══ Material provided
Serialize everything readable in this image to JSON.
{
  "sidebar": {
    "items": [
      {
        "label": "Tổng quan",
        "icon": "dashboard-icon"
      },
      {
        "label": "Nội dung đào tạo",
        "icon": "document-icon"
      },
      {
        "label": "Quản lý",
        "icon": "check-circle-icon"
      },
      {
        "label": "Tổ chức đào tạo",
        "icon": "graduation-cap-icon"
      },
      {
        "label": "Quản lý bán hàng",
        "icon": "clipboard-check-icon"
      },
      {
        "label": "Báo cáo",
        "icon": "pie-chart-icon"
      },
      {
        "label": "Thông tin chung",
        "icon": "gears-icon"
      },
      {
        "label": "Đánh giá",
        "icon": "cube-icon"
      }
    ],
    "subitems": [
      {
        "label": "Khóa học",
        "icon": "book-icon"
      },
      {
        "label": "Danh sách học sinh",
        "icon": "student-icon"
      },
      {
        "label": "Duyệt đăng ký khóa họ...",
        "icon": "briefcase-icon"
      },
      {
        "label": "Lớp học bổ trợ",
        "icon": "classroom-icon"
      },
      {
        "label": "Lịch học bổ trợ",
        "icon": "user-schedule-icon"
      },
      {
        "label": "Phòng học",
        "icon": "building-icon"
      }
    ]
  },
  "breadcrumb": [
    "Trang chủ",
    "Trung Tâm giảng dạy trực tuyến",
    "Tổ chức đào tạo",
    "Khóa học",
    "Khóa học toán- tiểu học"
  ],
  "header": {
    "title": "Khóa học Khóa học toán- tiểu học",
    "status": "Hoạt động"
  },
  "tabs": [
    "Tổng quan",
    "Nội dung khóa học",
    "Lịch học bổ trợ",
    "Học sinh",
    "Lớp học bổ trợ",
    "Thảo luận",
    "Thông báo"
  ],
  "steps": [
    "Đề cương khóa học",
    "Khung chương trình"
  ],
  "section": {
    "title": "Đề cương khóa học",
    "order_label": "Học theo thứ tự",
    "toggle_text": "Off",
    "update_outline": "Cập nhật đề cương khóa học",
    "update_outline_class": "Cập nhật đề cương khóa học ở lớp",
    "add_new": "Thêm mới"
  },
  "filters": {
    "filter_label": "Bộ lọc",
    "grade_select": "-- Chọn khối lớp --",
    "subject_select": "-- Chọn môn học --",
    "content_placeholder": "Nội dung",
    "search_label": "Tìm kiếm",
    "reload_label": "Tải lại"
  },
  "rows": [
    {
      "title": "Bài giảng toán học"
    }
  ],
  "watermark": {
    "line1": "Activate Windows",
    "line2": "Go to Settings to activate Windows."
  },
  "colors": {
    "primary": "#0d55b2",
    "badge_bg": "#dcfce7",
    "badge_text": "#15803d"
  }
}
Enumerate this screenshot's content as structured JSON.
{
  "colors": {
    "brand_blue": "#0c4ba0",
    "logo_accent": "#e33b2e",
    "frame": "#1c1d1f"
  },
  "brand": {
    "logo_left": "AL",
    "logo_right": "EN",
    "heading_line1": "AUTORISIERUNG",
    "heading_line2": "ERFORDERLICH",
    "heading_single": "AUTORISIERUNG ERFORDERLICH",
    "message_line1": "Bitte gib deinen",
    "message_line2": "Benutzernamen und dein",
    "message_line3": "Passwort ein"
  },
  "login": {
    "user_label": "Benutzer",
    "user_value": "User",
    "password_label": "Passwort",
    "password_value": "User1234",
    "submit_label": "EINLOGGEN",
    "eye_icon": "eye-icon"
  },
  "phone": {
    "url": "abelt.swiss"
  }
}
════
◆ To do: Report how many lines of the listing hold the string "JSON", giving only the number.

◆ Exercise answer: 2